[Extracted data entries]

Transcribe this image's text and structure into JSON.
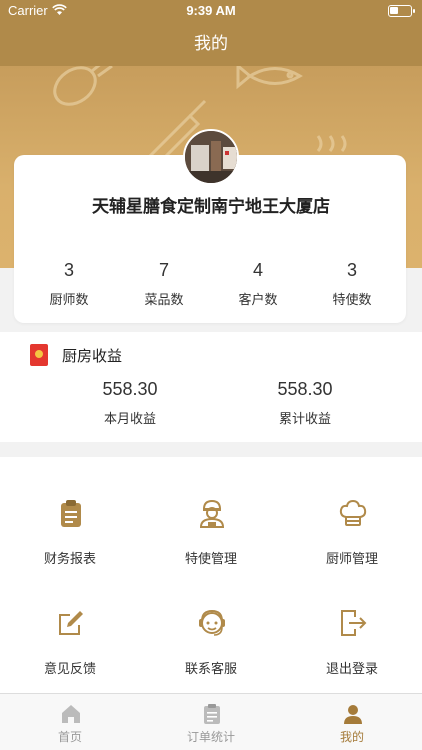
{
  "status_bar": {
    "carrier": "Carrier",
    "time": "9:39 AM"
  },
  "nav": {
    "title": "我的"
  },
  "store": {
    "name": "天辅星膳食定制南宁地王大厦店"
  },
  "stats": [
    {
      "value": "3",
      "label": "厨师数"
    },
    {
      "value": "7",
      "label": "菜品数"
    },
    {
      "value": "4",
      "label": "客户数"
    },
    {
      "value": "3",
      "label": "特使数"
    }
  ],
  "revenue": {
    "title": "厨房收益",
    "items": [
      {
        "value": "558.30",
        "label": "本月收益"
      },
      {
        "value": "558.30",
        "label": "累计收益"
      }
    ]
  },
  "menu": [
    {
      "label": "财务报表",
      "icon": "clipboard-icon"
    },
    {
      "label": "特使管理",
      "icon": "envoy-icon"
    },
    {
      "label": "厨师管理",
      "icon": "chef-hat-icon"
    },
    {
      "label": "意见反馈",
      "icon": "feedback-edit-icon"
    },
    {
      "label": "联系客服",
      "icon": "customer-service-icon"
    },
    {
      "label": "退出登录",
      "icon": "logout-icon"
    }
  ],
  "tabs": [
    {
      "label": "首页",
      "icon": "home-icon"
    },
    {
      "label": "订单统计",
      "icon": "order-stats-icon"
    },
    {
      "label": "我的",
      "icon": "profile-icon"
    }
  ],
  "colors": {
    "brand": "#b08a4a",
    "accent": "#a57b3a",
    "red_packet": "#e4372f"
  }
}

● **WHAT THE TASK ASKS**:
Print each record exactly as it stands, leaving the images out.

● **THE ANSWER**:
Transcribe this image's text and structure into JSON.
{
  "status_bar": {
    "carrier": "Carrier",
    "time": "9:39 AM"
  },
  "nav": {
    "title": "我的"
  },
  "store": {
    "name": "天辅星膳食定制南宁地王大厦店"
  },
  "stats": [
    {
      "value": "3",
      "label": "厨师数"
    },
    {
      "value": "7",
      "label": "菜品数"
    },
    {
      "value": "4",
      "label": "客户数"
    },
    {
      "value": "3",
      "label": "特使数"
    }
  ],
  "revenue": {
    "title": "厨房收益",
    "items": [
      {
        "value": "558.30",
        "label": "本月收益"
      },
      {
        "value": "558.30",
        "label": "累计收益"
      }
    ]
  },
  "menu": [
    {
      "label": "财务报表",
      "icon": "clipboard-icon"
    },
    {
      "label": "特使管理",
      "icon": "envoy-icon"
    },
    {
      "label": "厨师管理",
      "icon": "chef-hat-icon"
    },
    {
      "label": "意见反馈",
      "icon": "feedback-edit-icon"
    },
    {
      "label": "联系客服",
      "icon": "customer-service-icon"
    },
    {
      "label": "退出登录",
      "icon": "logout-icon"
    }
  ],
  "tabs": [
    {
      "label": "首页",
      "icon": "home-icon"
    },
    {
      "label": "订单统计",
      "icon": "order-stats-icon"
    },
    {
      "label": "我的",
      "icon": "profile-icon"
    }
  ],
  "colors": {
    "brand": "#b08a4a",
    "accent": "#a57b3a",
    "red_packet": "#e4372f"
  }
}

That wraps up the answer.